Short exercise: Here are some records; copy every line that holds the word "ARCHIVE".
BEGIN Rows
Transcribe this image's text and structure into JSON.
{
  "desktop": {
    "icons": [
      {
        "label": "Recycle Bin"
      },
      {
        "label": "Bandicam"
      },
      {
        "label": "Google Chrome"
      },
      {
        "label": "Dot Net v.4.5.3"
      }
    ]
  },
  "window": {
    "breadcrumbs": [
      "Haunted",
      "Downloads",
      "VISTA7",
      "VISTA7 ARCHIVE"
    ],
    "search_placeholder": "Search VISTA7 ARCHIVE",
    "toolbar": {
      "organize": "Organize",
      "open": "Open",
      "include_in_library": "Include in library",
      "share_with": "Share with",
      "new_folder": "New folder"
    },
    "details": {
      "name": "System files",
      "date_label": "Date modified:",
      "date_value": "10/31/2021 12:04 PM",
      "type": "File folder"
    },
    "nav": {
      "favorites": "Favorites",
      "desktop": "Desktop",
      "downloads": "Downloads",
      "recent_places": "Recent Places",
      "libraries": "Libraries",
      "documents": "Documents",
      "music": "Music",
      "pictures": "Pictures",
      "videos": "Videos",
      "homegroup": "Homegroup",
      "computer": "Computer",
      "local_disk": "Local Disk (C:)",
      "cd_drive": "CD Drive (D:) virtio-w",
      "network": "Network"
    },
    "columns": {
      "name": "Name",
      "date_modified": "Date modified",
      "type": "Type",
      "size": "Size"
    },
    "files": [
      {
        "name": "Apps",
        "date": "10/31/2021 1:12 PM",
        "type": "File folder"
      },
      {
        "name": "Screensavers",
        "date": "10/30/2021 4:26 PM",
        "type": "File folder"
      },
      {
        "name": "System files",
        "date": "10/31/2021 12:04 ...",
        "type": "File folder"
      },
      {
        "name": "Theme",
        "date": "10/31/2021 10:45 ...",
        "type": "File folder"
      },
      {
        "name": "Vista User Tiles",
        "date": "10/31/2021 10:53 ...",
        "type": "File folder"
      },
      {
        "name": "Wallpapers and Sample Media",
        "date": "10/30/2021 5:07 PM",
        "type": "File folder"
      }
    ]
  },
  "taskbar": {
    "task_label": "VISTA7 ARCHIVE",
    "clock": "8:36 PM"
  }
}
END Rows
BEGIN Rows
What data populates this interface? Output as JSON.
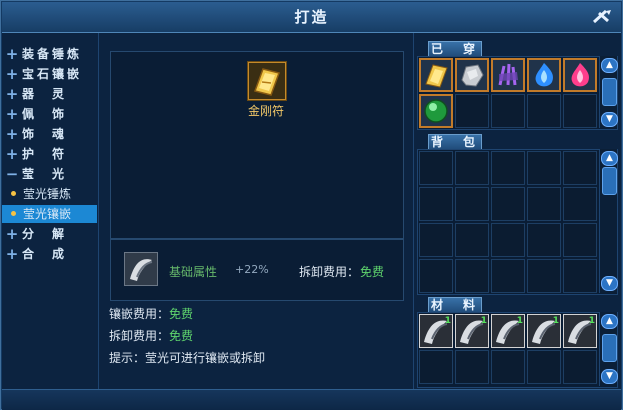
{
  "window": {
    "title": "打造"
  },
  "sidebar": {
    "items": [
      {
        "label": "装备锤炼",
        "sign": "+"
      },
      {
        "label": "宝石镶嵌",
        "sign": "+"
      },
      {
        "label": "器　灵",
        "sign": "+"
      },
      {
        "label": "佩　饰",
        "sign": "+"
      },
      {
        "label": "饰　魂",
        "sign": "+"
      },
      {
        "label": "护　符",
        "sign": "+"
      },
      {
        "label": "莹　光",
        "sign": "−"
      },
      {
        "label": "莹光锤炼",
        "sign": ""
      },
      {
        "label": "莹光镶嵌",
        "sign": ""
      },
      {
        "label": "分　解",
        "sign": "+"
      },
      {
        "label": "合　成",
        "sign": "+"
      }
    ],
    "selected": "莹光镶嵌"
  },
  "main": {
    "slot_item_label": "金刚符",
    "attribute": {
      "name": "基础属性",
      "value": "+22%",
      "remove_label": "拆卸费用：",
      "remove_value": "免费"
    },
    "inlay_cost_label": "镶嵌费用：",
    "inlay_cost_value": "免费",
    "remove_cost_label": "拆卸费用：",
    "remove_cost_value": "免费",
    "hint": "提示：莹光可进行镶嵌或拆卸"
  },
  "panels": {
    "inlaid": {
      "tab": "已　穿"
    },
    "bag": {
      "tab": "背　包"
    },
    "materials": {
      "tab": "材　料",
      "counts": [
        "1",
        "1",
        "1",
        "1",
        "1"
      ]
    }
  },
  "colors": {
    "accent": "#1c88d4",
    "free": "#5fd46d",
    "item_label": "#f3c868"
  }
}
END Rows
BEGIN Rows
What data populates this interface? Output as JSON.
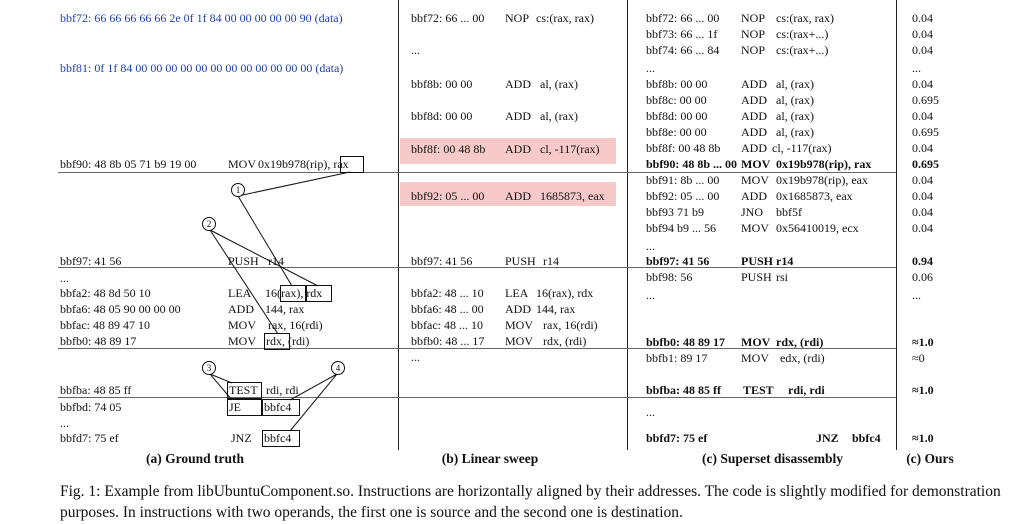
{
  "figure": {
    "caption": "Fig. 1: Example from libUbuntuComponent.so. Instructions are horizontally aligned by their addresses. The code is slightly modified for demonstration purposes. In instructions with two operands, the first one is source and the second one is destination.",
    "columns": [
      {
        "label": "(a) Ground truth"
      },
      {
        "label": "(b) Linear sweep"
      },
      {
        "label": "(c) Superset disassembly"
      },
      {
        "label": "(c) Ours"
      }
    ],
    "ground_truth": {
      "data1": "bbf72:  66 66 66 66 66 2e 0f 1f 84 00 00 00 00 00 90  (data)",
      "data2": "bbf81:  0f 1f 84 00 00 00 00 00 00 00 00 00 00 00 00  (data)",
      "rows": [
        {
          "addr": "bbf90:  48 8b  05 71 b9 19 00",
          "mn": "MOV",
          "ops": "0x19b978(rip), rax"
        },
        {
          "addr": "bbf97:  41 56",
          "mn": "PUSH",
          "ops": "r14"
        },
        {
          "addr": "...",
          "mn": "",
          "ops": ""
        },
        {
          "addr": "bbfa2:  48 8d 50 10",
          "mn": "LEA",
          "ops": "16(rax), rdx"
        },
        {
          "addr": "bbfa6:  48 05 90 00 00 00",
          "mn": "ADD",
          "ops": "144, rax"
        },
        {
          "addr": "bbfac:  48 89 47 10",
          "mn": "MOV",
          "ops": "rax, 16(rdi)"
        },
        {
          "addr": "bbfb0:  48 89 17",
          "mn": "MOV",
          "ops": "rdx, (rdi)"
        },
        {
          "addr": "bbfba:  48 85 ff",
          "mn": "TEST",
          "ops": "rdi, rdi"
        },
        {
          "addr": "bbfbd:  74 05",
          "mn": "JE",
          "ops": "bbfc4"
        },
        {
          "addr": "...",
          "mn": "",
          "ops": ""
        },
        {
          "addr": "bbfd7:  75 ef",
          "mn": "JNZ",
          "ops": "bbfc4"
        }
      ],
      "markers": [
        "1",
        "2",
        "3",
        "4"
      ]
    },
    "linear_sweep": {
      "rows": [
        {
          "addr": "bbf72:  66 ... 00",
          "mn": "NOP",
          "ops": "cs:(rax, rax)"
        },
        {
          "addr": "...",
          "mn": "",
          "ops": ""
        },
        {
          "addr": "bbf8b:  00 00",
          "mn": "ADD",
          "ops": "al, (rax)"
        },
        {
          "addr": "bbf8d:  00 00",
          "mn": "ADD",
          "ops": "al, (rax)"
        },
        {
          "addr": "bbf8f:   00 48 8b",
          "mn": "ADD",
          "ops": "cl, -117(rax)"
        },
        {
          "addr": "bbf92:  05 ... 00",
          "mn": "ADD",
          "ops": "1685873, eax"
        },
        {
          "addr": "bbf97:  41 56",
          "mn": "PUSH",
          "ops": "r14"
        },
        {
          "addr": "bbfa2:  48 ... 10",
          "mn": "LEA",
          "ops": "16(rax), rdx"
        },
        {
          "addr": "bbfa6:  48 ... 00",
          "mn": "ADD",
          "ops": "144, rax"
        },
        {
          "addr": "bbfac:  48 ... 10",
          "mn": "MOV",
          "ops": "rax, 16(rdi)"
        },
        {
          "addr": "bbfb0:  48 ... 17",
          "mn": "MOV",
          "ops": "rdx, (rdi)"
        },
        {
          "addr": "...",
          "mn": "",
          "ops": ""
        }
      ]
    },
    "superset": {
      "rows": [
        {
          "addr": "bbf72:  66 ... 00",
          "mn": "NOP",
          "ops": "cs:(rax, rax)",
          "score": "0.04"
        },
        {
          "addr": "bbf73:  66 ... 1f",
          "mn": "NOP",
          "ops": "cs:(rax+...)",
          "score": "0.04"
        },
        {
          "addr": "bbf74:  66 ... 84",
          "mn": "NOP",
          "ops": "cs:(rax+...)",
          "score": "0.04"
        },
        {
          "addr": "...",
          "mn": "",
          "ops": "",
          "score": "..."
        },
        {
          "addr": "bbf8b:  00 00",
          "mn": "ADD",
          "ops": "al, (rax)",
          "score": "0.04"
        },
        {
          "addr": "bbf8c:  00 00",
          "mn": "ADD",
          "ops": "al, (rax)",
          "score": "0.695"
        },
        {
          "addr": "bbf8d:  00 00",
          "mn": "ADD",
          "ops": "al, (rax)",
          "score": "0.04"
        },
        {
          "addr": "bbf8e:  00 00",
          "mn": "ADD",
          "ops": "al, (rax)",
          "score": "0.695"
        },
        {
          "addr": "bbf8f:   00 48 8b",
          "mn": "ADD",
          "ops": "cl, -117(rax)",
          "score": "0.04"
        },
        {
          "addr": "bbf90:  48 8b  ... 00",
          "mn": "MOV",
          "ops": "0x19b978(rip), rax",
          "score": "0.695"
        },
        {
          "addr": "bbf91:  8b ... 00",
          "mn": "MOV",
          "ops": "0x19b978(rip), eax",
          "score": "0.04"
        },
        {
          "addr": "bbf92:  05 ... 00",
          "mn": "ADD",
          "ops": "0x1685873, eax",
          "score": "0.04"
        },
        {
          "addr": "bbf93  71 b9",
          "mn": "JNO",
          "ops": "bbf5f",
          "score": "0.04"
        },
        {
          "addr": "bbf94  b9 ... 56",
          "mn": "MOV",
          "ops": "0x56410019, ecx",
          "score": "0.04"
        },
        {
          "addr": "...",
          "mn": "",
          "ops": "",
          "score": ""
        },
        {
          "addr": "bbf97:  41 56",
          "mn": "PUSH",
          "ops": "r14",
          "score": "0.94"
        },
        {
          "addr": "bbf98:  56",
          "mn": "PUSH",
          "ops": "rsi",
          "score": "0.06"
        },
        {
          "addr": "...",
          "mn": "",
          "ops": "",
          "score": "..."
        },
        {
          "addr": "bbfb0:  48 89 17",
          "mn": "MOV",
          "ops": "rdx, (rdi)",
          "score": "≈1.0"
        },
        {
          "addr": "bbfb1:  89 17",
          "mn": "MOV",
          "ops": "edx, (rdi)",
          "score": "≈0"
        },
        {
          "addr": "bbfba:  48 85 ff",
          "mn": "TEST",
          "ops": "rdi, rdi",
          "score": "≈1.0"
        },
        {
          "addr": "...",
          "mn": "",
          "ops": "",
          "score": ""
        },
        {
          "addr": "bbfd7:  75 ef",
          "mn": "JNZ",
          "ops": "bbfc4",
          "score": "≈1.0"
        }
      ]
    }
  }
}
END Rows
Correct response:
      "VISTA7 ARCHIVE"
    "search_placeholder": "Search VISTA7 ARCHIVE",
    "task_label": "VISTA7 ARCHIVE",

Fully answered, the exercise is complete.